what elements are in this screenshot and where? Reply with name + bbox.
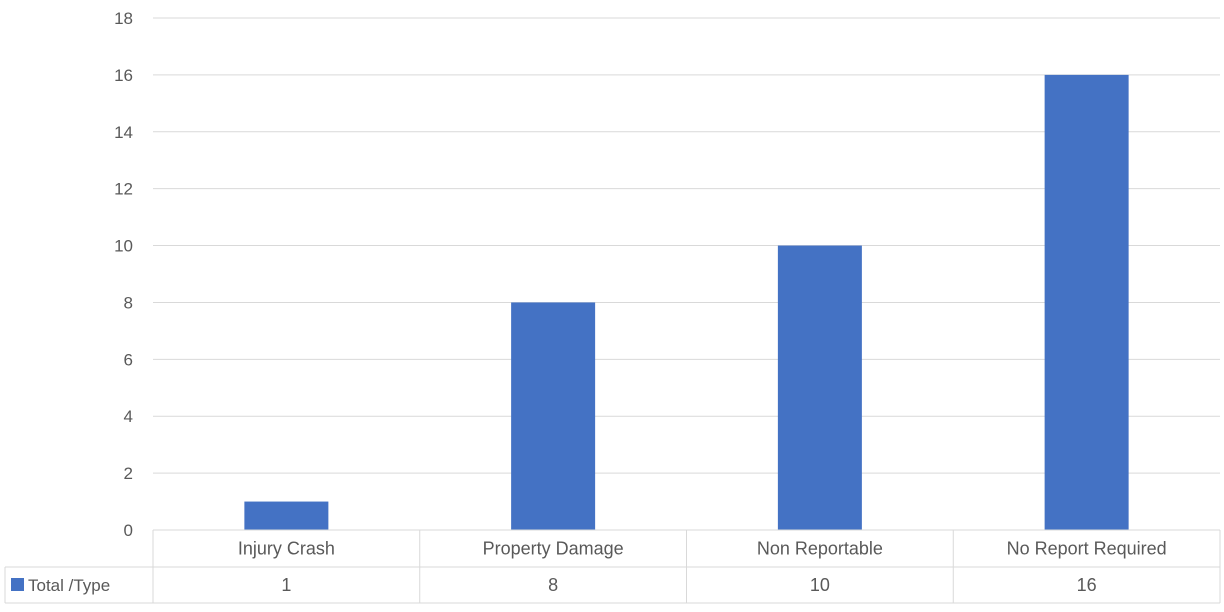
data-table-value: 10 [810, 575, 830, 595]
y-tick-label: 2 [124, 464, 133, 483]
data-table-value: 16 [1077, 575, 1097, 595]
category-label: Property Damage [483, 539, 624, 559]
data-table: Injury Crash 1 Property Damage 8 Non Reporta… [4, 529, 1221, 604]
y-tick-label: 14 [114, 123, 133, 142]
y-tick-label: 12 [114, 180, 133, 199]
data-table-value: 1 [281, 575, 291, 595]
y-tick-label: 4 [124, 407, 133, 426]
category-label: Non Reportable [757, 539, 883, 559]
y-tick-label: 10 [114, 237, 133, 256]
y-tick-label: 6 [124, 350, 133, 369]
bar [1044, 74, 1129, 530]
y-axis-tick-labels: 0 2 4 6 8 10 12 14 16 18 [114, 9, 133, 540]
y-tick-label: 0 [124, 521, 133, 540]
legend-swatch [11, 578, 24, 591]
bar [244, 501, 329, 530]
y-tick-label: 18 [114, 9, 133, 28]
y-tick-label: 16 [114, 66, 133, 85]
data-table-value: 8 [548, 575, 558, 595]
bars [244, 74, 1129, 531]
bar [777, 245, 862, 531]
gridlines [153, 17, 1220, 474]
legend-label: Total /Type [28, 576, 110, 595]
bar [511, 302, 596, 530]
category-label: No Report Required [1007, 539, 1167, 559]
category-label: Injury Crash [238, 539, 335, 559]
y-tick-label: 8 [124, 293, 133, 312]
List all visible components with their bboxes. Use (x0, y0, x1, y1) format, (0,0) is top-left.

· · · · · · ·

▶ Set task
Convert the rows above into a Markdown table with the columns No. and Text, numbering them in order and skipping blank lines. Leave the pictures out.

▶ Final result
| No. | Text |
|---|---|
| 1 | what elements are in this screenshot and where? Reply with name + bbox. |
| 2 | data-table-value: 10 [810, 575, 830, 595] |
| 3 | y-tick-label: 2 [124, 464, 133, 483] |
| 4 | data-table-value: 16 [1077, 575, 1097, 595] |
| 5 | category-label: Property Damage [483, 539, 624, 559] |
| 6 | data-table: Injury Crash 1 Property Damage 8 Non Reporta… [4, 529, 1221, 604] |
| 7 | y-tick-label: 14 [114, 123, 133, 142] |
| 8 | y-tick-label: 12 [114, 180, 133, 199] |
| 9 | data-table-value: 1 [281, 575, 291, 595] |
| 10 | y-tick-label: 4 [124, 407, 133, 426] |
| 11 | category-label: Non Reportable [757, 539, 883, 559] |
| 12 | y-tick-label: 10 [114, 237, 133, 256] |
| 13 | y-tick-label: 6 [124, 350, 133, 369] |
| 14 | bar [1044, 74, 1129, 530] |
| 15 | y-axis-tick-labels: 0 2 4 6 8 10 12 14 16 18 [114, 9, 133, 540] |
| 16 | y-tick-label: 0 [124, 521, 133, 540] |
| 17 | legend-swatch [11, 578, 24, 591] |
| 18 | bar [244, 501, 329, 530] |
| 19 | y-tick-label: 18 [114, 9, 133, 28] |
| 20 | y-tick-label: 16 [114, 66, 133, 85] |
| 21 | data-table-value: 8 [548, 575, 558, 595] |
| 22 | bars [244, 74, 1129, 531] |
| 23 | bar [777, 245, 862, 531] |
| 24 | gridlines [153, 17, 1220, 474] |
| 25 | legend-label: Total /Type [28, 576, 110, 595] |
| 26 | bar [511, 302, 596, 530] |
| 27 | category-label: No Report Required [1007, 539, 1167, 559] |
| 28 | category-label: Injury Crash [238, 539, 335, 559] |
| 29 | y-tick-label: 8 [124, 293, 133, 312] |
| 30 | List all visible components with their bboxes. Use (x0, y0, x1, y1) format, (0,0) is top-left. |